>> Start
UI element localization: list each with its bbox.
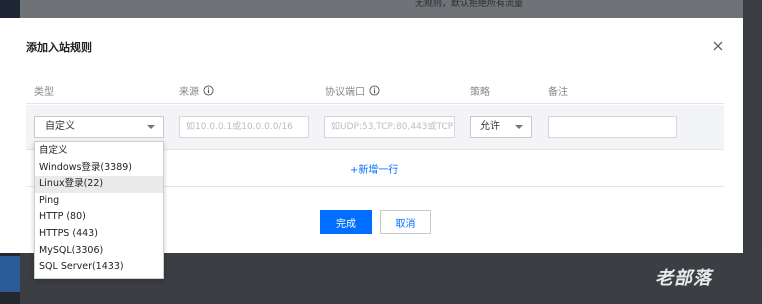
column-header-note: 备注 [548, 87, 568, 98]
column-header-type: 类型 [34, 87, 54, 98]
rules-table-header: 类型 来源 协议端口 策略 备注 [26, 78, 724, 104]
type-dropdown-menu: 自定义 Windows登录(3389) Linux登录(22) Ping HTT… [34, 141, 164, 279]
dropdown-option-mysql[interactable]: MySQL(3306) [35, 243, 163, 260]
dropdown-option-windows-login[interactable]: Windows登录(3389) [35, 160, 163, 177]
note-input[interactable] [548, 116, 677, 138]
background-empty-text: 无规则，默认拒绝所有流量 [415, 0, 524, 9]
confirm-button[interactable]: 完成 [320, 210, 372, 234]
protocol-port-input[interactable] [324, 116, 455, 138]
dropdown-option-custom[interactable]: 自定义 [35, 143, 163, 160]
close-button[interactable] [710, 38, 726, 54]
policy-select[interactable]: 允许 [470, 116, 532, 138]
add-row-link[interactable]: +新增一行 [350, 161, 398, 176]
dropdown-option-ping[interactable]: Ping [35, 193, 163, 210]
dropdown-option-sql-server[interactable]: SQL Server(1433) [35, 259, 163, 276]
sidebar-active-marker [0, 256, 20, 292]
watermark-logo: 老部落 [655, 268, 712, 289]
dropdown-option-https[interactable]: HTTPS (443) [35, 226, 163, 243]
policy-select-value: 允许 [480, 121, 500, 132]
dropdown-option-linux-login[interactable]: Linux登录(22) [35, 176, 163, 193]
column-header-source: 来源 [179, 83, 214, 98]
info-icon[interactable] [203, 85, 214, 96]
column-header-protocol-port: 协议端口 [325, 83, 380, 98]
close-icon [713, 41, 723, 51]
info-icon[interactable] [369, 85, 380, 96]
type-select[interactable]: 自定义 [34, 116, 164, 138]
chevron-down-icon [147, 125, 155, 129]
background-sidebar-top [0, 0, 20, 18]
type-select-value: 自定义 [45, 121, 75, 132]
background-page: 无规则，默认拒绝所有流量 [20, 0, 743, 18]
chevron-down-icon [515, 125, 523, 129]
dialog-title: 添加入站规则 [26, 41, 92, 54]
source-input[interactable] [179, 116, 309, 138]
cancel-button[interactable]: 取消 [380, 210, 431, 234]
dropdown-option-http[interactable]: HTTP (80) [35, 209, 163, 226]
column-header-policy: 策略 [470, 87, 490, 98]
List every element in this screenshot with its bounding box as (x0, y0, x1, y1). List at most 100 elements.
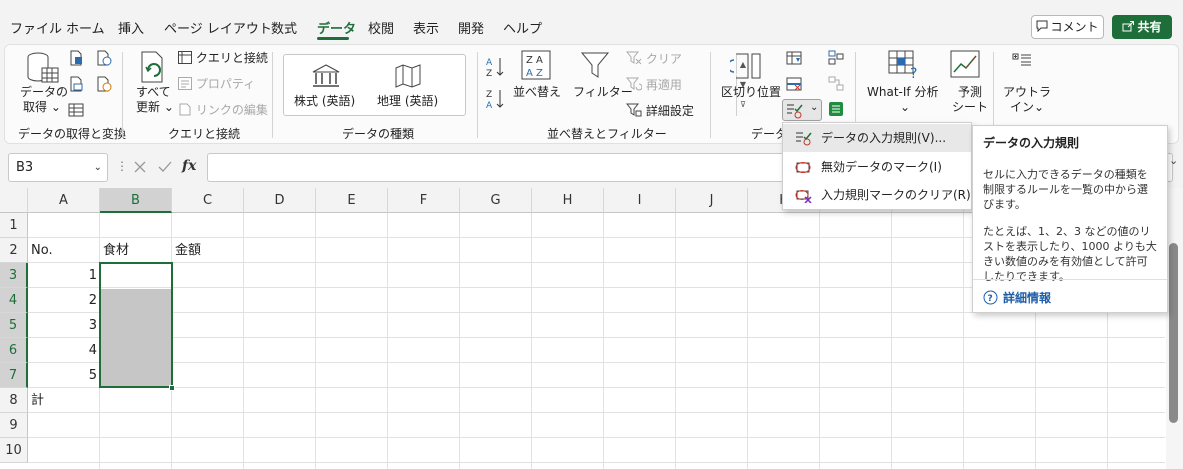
>> End
Edit the lines above so that every "dropdown-option" becomes "menu-option", keeping everything else the same. Leave the pictures out.

UI element localization: list each with its bbox.
column-header-note: 备注 [548, 87, 568, 98]
column-header-type: 类型 [34, 87, 54, 98]
rules-table-header: 类型 来源 协议端口 策略 备注 [26, 78, 724, 104]
type-dropdown-menu: 自定义 Windows登录(3389) Linux登录(22) Ping HTT… [34, 141, 164, 279]
menu-option-mysql[interactable]: MySQL(3306) [35, 243, 163, 260]
menu-option-windows-login[interactable]: Windows登录(3389) [35, 160, 163, 177]
note-input[interactable] [548, 116, 677, 138]
background-empty-text: 无规则，默认拒绝所有流量 [415, 0, 524, 9]
confirm-button[interactable]: 完成 [320, 210, 372, 234]
protocol-port-input[interactable] [324, 116, 455, 138]
menu-option-custom[interactable]: 自定义 [35, 143, 163, 160]
close-button[interactable] [710, 38, 726, 54]
policy-select[interactable]: 允许 [470, 116, 532, 138]
add-row-link[interactable]: +新增一行 [350, 161, 398, 176]
menu-option-ping[interactable]: Ping [35, 193, 163, 210]
menu-option-sql-server[interactable]: SQL Server(1433) [35, 259, 163, 276]
sidebar-active-marker [0, 256, 20, 292]
watermark-logo: 老部落 [655, 268, 712, 289]
menu-option-https[interactable]: HTTPS (443) [35, 226, 163, 243]
policy-select-value: 允许 [480, 121, 500, 132]
menu-option-linux-login[interactable]: Linux登录(22) [35, 176, 163, 193]
column-header-source: 来源 [179, 83, 214, 98]
info-icon[interactable] [203, 85, 214, 96]
column-header-protocol-port: 协议端口 [325, 83, 380, 98]
close-icon [713, 41, 723, 51]
info-icon[interactable] [369, 85, 380, 96]
type-select[interactable]: 自定义 [34, 116, 164, 138]
chevron-down-icon [147, 125, 155, 129]
background-sidebar-top [0, 0, 20, 18]
type-select-value: 自定义 [45, 121, 75, 132]
background-page: 无规则，默认拒绝所有流量 [20, 0, 743, 18]
chevron-down-icon [515, 125, 523, 129]
dialog-title: 添加入站规则 [26, 41, 92, 54]
source-input[interactable] [179, 116, 309, 138]
cancel-button[interactable]: 取消 [380, 210, 431, 234]
menu-option-http[interactable]: HTTP (80) [35, 209, 163, 226]
column-header-policy: 策略 [470, 87, 490, 98]
List every element in this screenshot with its bounding box as (x0, y0, x1, y1). List at most 100 elements.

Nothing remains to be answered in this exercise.